# [DATASET ENTRIES]
------

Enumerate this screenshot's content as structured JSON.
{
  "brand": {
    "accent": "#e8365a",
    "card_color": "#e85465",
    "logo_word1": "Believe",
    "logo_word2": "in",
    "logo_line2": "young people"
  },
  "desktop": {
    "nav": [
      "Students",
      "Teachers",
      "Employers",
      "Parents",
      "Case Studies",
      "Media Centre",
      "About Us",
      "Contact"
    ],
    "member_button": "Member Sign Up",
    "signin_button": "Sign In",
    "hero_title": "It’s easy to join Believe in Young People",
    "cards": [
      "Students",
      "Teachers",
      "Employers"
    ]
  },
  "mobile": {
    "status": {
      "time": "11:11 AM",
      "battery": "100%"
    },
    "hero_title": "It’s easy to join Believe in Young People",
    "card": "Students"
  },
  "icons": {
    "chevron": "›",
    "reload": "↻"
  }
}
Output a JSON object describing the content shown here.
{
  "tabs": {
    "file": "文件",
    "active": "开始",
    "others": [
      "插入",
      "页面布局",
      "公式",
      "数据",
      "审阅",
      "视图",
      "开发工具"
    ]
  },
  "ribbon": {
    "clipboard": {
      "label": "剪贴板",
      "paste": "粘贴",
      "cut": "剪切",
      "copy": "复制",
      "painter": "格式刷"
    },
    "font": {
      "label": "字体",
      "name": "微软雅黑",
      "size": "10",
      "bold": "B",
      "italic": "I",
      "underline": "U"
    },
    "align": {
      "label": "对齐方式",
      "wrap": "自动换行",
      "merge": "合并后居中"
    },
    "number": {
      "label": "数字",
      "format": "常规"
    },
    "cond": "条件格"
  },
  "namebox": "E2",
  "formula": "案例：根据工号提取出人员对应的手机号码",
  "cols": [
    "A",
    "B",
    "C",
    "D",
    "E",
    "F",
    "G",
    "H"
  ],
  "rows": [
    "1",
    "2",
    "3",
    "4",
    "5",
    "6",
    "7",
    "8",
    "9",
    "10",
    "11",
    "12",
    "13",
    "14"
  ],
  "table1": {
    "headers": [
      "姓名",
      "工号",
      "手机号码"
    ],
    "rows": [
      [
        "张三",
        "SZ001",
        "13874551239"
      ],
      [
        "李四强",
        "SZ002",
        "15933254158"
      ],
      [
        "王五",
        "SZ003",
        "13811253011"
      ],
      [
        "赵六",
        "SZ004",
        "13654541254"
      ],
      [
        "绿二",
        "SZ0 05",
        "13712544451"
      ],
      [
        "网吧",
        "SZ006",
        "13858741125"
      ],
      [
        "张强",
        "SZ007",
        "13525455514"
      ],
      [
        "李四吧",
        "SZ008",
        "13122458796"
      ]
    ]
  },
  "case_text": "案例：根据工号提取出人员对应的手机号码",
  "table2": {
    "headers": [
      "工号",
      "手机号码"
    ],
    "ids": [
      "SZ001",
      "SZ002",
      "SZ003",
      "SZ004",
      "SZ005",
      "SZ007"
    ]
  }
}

------

# [WHAT YOU WILL DO]
Restate all of the entries exactly, please.

# [THE REPLY]
Enumerate this screenshot's content as structured JSON.
{
  "brand": {
    "accent": "#e8365a",
    "card_color": "#e85465",
    "logo_word1": "Believe",
    "logo_word2": "in",
    "logo_line2": "young people"
  },
  "desktop": {
    "nav": [
      "Students",
      "Teachers",
      "Employers",
      "Parents",
      "Case Studies",
      "Media Centre",
      "About Us",
      "Contact"
    ],
    "member_button": "Member Sign Up",
    "signin_button": "Sign In",
    "hero_title": "It’s easy to join Believe in Young People",
    "cards": [
      "Students",
      "Teachers",
      "Employers"
    ]
  },
  "mobile": {
    "status": {
      "time": "11:11 AM",
      "battery": "100%"
    },
    "hero_title": "It’s easy to join Believe in Young People",
    "card": "Students"
  },
  "icons": {
    "chevron": "›",
    "reload": "↻"
  }
}
Output a JSON object describing the content shown here.
{
  "tabs": {
    "file": "文件",
    "active": "开始",
    "others": [
      "插入",
      "页面布局",
      "公式",
      "数据",
      "审阅",
      "视图",
      "开发工具"
    ]
  },
  "ribbon": {
    "clipboard": {
      "label": "剪贴板",
      "paste": "粘贴",
      "cut": "剪切",
      "copy": "复制",
      "painter": "格式刷"
    },
    "font": {
      "label": "字体",
      "name": "微软雅黑",
      "size": "10",
      "bold": "B",
      "italic": "I",
      "underline": "U"
    },
    "align": {
      "label": "对齐方式",
      "wrap": "自动换行",
      "merge": "合并后居中"
    },
    "number": {
      "label": "数字",
      "format": "常规"
    },
    "cond": "条件格"
  },
  "namebox": "E2",
  "formula": "案例：根据工号提取出人员对应的手机号码",
  "cols": [
    "A",
    "B",
    "C",
    "D",
    "E",
    "F",
    "G",
    "H"
  ],
  "rows": [
    "1",
    "2",
    "3",
    "4",
    "5",
    "6",
    "7",
    "8",
    "9",
    "10",
    "11",
    "12",
    "13",
    "14"
  ],
  "table1": {
    "headers": [
      "姓名",
      "工号",
      "手机号码"
    ],
    "rows": [
      [
        "张三",
        "SZ001",
        "13874551239"
      ],
      [
        "李四强",
        "SZ002",
        "15933254158"
      ],
      [
        "王五",
        "SZ003",
        "13811253011"
      ],
      [
        "赵六",
        "SZ004",
        "13654541254"
      ],
      [
        "绿二",
        "SZ0 05",
        "13712544451"
      ],
      [
        "网吧",
        "SZ006",
        "13858741125"
      ],
      [
        "张强",
        "SZ007",
        "13525455514"
      ],
      [
        "李四吧",
        "SZ008",
        "13122458796"
      ]
    ]
  },
  "case_text": "案例：根据工号提取出人员对应的手机号码",
  "table2": {
    "headers": [
      "工号",
      "手机号码"
    ],
    "ids": [
      "SZ001",
      "SZ002",
      "SZ003",
      "SZ004",
      "SZ005",
      "SZ007"
    ]
  }
}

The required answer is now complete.